▶ **Objective**
Scan the listing that follows and report how many lines contain "backup". Write the number alone.
··· Available data
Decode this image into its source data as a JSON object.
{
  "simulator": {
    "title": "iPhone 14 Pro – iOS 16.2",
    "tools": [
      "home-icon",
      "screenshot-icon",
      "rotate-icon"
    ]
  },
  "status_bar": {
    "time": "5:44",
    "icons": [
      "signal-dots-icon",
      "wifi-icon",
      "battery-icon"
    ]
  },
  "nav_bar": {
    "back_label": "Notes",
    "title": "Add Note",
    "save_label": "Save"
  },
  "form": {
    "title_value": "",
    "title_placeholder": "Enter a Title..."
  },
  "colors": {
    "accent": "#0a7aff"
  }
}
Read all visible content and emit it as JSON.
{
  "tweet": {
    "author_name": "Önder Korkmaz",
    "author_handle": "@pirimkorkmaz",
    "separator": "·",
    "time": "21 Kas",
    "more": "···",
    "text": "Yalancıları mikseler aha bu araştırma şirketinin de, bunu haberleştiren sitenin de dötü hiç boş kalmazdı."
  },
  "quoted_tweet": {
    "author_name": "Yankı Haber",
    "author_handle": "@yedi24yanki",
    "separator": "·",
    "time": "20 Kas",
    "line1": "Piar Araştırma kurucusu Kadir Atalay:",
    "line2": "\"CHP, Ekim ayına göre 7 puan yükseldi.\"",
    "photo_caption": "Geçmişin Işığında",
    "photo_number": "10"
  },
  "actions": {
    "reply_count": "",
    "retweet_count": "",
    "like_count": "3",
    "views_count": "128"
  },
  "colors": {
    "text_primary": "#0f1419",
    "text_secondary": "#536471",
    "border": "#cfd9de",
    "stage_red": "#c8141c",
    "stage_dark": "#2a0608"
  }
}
······
··· Available data
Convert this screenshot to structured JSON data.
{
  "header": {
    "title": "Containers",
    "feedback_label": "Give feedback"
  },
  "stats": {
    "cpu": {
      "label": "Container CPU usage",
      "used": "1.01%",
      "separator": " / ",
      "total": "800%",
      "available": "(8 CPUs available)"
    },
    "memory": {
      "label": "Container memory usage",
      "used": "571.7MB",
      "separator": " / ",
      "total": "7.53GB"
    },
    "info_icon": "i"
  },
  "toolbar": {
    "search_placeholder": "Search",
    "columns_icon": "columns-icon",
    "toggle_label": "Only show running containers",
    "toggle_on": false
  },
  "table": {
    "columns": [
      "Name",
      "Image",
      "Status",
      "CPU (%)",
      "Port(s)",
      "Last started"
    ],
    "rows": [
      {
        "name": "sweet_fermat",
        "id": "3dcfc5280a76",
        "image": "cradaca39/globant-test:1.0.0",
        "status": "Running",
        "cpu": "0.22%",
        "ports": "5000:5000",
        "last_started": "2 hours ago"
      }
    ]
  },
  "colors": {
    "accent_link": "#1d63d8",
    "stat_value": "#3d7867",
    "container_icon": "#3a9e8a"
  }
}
······
··· Available data
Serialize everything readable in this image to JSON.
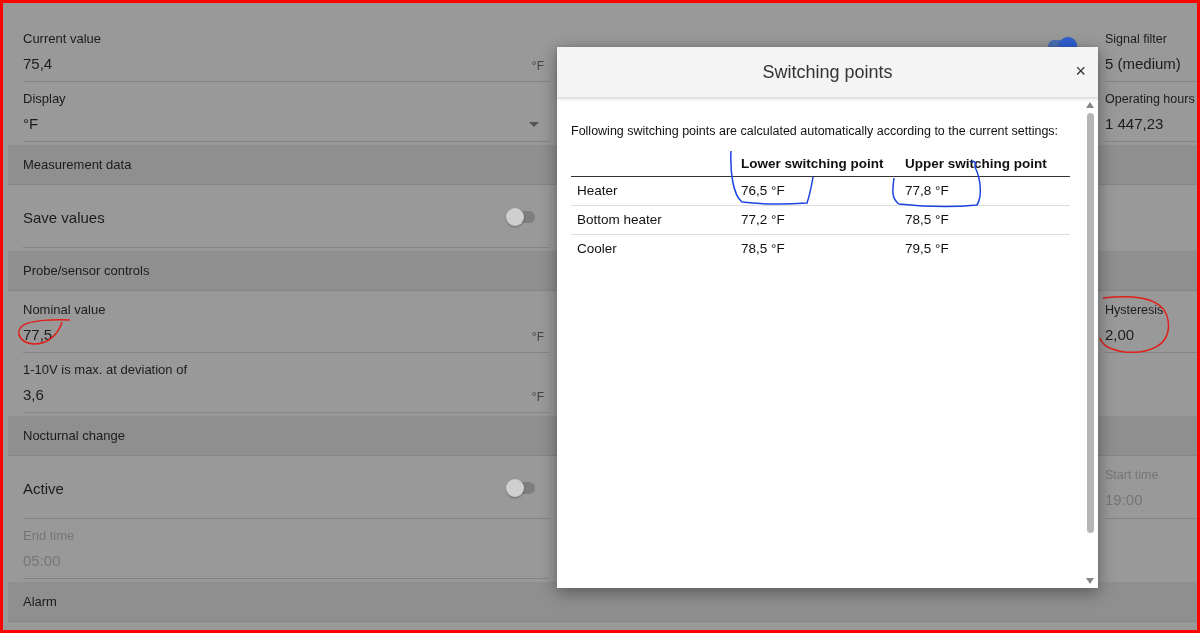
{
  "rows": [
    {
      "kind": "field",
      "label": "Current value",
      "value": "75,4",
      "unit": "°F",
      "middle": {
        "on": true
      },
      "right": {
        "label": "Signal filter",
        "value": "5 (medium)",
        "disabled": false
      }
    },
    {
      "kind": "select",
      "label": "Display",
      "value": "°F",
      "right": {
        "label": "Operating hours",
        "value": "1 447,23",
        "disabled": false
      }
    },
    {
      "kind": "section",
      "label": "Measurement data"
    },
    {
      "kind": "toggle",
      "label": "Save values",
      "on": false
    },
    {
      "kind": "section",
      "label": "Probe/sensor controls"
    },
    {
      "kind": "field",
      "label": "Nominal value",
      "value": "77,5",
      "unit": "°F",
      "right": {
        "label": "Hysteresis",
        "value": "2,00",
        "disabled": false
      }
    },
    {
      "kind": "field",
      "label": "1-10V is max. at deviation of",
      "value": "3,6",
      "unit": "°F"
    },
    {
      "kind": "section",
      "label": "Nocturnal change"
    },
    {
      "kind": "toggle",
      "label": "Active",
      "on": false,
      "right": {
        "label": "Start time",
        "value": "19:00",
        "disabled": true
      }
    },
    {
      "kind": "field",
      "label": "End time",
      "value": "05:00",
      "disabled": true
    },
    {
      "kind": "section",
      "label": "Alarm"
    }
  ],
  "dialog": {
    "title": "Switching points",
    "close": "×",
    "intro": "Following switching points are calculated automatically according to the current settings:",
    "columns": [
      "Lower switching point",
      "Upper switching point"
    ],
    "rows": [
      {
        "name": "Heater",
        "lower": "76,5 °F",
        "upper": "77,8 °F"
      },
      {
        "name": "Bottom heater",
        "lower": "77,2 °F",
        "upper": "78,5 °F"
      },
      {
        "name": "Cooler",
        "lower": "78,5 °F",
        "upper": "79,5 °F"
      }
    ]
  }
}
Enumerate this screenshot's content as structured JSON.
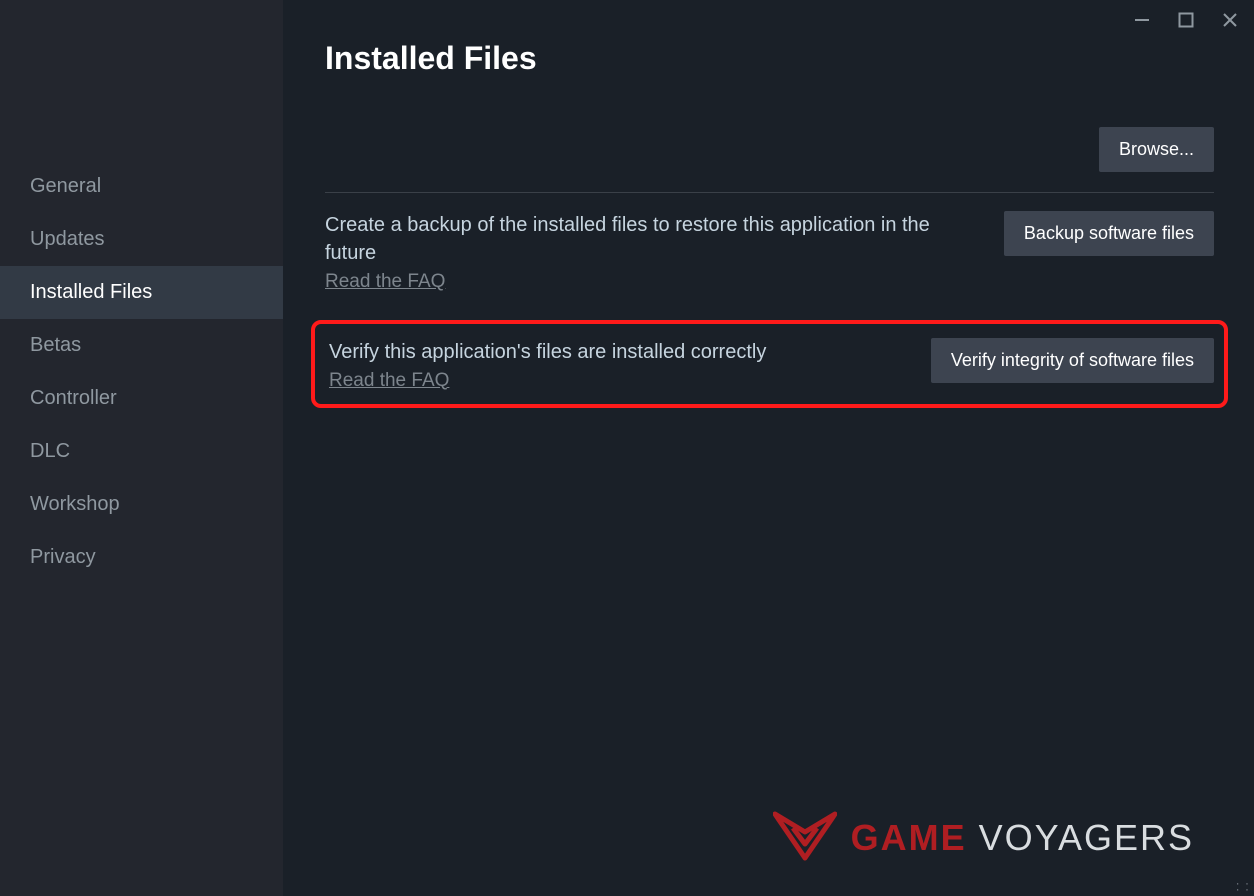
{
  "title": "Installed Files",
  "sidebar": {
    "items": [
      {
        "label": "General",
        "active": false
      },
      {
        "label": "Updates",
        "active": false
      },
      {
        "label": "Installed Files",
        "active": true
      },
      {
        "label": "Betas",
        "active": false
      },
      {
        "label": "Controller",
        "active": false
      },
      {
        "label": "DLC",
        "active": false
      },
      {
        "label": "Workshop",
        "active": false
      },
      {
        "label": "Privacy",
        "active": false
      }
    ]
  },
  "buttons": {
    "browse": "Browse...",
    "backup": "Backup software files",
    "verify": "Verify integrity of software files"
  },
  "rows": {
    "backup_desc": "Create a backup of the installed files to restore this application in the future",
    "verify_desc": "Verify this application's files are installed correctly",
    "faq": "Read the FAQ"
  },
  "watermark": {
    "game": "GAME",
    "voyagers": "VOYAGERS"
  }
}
······
▶ **Result of this exercise**
2